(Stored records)
>> Begin
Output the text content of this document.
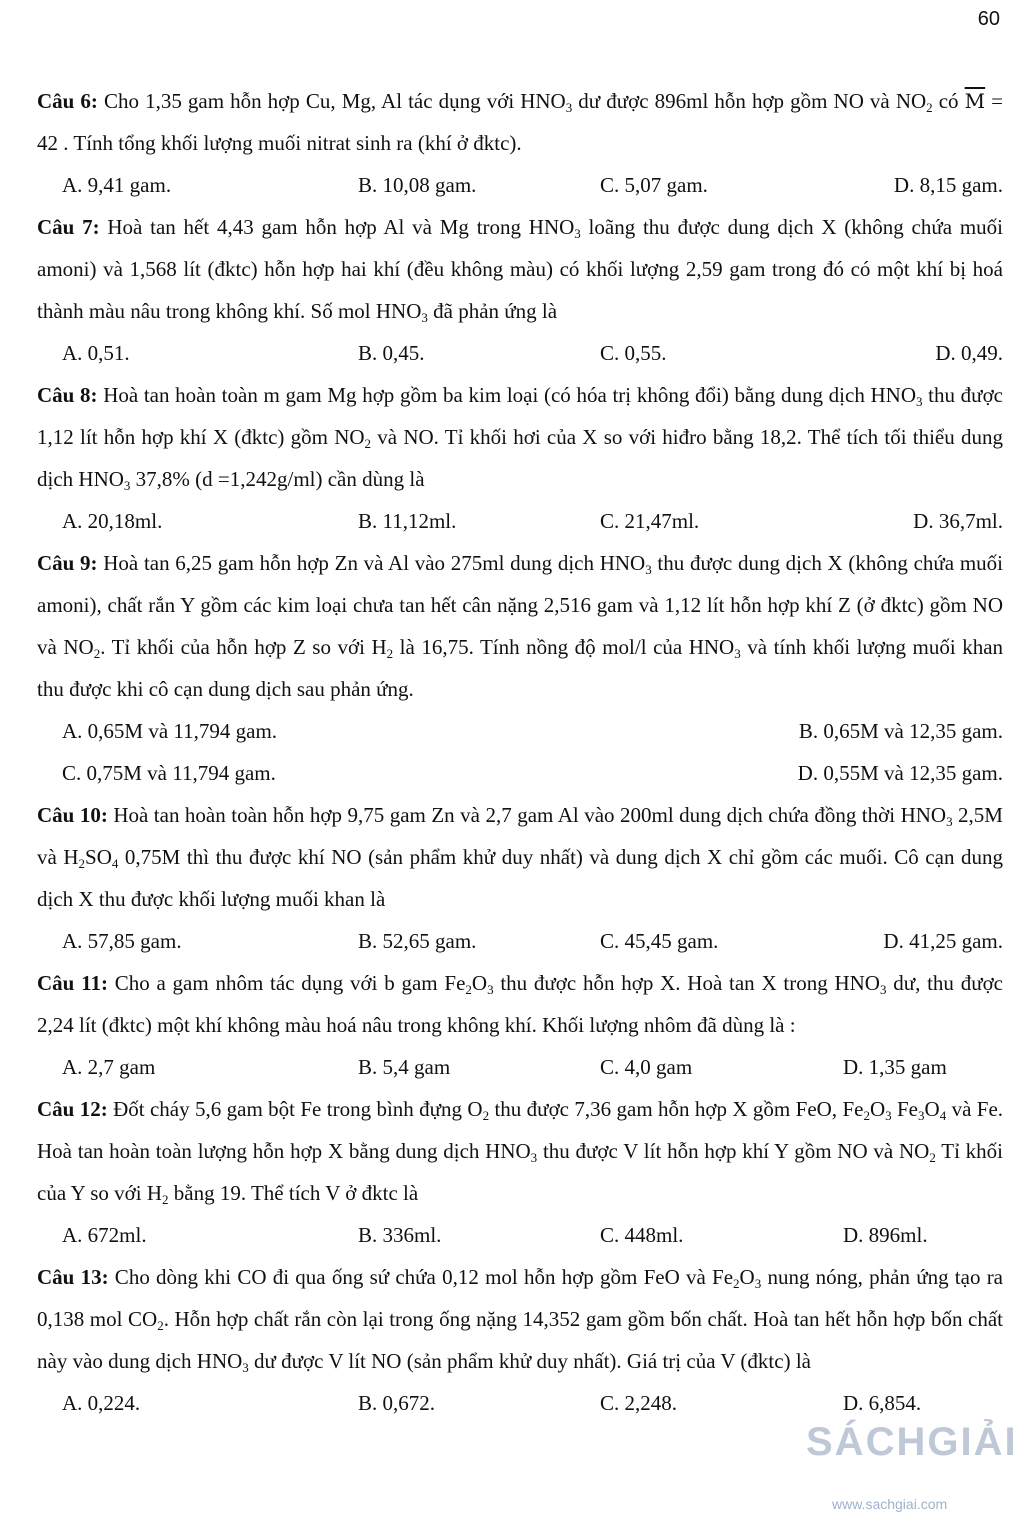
60

Câu 6: Cho 1,35 gam hỗn hợp Cu, Mg, Al tác dụng với $HNO_3$ dư được 896ml hỗn hợp gồm NO và $NO_2$ có $\overline{M} = 42$ . Tính tổng khối lượng muối nitrat sinh ra (khí ở đktc).

A. 9,41 gam.	B. 10,08 gam.	C. 5,07 gam.	D. 8,15 gam.

Câu 7: Hoà tan hết 4,43 gam hỗn hợp Al và Mg trong $HNO_3$ loãng thu được dung dịch X (không chứa muối amoni) và 1,568 lít (đktc) hỗn hợp hai khí (đều không màu) có khối lượng 2,59 gam trong đó có một khí bị hoá thành màu nâu trong không khí. Số mol $HNO_3$ đã phản ứng là

A. 0,51.	B. 0,45.	C. 0,55.	D. 0,49.

Câu 8: Hoà tan hoàn toàn m gam Mg hợp gồm ba kim loại (có hóa trị không đổi) bằng dung dịch $HNO_3$ thu được 1,12 lít hỗn hợp khí X (đktc) gồm $NO_2$ và NO. Tỉ khối hơi của X so với hiđro bằng 18,2. Thể tích tối thiểu dung dịch $HNO_3$ 37,8% (d =1,242g/ml) cần dùng là

A. 20,18ml.	B. 11,12ml.	C. 21,47ml.	D. 36,7ml.

Câu 9: Hoà tan 6,25 gam hỗn hợp Zn và Al vào 275ml dung dịch $HNO_3$ thu được dung dịch X (không chứa muối amoni), chất rắn Y gồm các kim loại chưa tan hết cân nặng 2,516 gam và 1,12 lít hỗn hợp khí Z (ở đktc) gồm NO và $NO_2$. Tỉ khối của hỗn hợp Z so với $H_2$ là 16,75. Tính nồng độ mol/l của $HNO_3$ và tính khối lượng muối khan thu được khi cô cạn dung dịch sau phản ứng.

A. 0,65M và 11,794 gam.	B. 0,65M và 12,35 gam.
C. 0,75M và 11,794 gam.	D. 0,55M và 12,35 gam.

Câu 10: Hoà tan hoàn toàn hỗn hợp 9,75 gam Zn và 2,7 gam Al vào 200ml dung dịch chứa đồng thời $HNO_3$ 2,5M và $H_2SO_4$ 0,75M thì thu được khí NO (sản phẩm khử duy nhất) và dung dịch X chỉ gồm các muối. Cô cạn dung dịch X thu được khối lượng muối khan là

A. 57,85 gam.	B. 52,65 gam.	C. 45,45 gam.	D. 41,25 gam.

Câu 11: Cho a gam nhôm tác dụng với b gam $Fe_2O_3$ thu được hỗn hợp X. Hoà tan X trong $HNO_3$ dư, thu được 2,24 lít (đktc) một khí không màu hoá nâu trong không khí. Khối lượng nhôm đã dùng là :

A. 2,7 gam	B. 5,4 gam	C. 4,0 gam	D. 1,35 gam

Câu 12: Đốt cháy 5,6 gam bột Fe trong bình đựng $O_2$ thu được 7,36 gam hỗn hợp X gồm FeO, $Fe_2O_3$ $Fe_3O_4$ và Fe. Hoà tan hoàn toàn lượng hỗn hợp X bằng dung dịch $HNO_3$ thu được V lít hỗn hợp khí Y gồm NO và $NO_2$ Tỉ khối của Y so với $H_2$ bằng 19. Thể tích V ở đktc là

A. 672ml.	B. 336ml.	C. 448ml.	D. 896ml.

Câu 13: Cho dòng khi CO đi qua ống sứ chứa 0,12 mol hỗn hợp gồm FeO và $Fe_2O_3$ nung nóng, phản ứng tạo ra 0,138 mol $CO_2$. Hỗn hợp chất rắn còn lại trong ống nặng 14,352 gam gồm bốn chất. Hoà tan hết hỗn hợp bốn chất này vào dung dịch $HNO_3$ dư được V lít NO (sản phẩm khử duy nhất). Giá trị của V (đktc) là

A. 0,224.	B. 0,672.	C. 2,248.	D. 6,854.
SÁCHGIẢI
www.sachgiai.com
>> End
# [Work to complete]
For the string "dụng", count the lines of the entries above that include it; answer with the number only.

# [Result]
2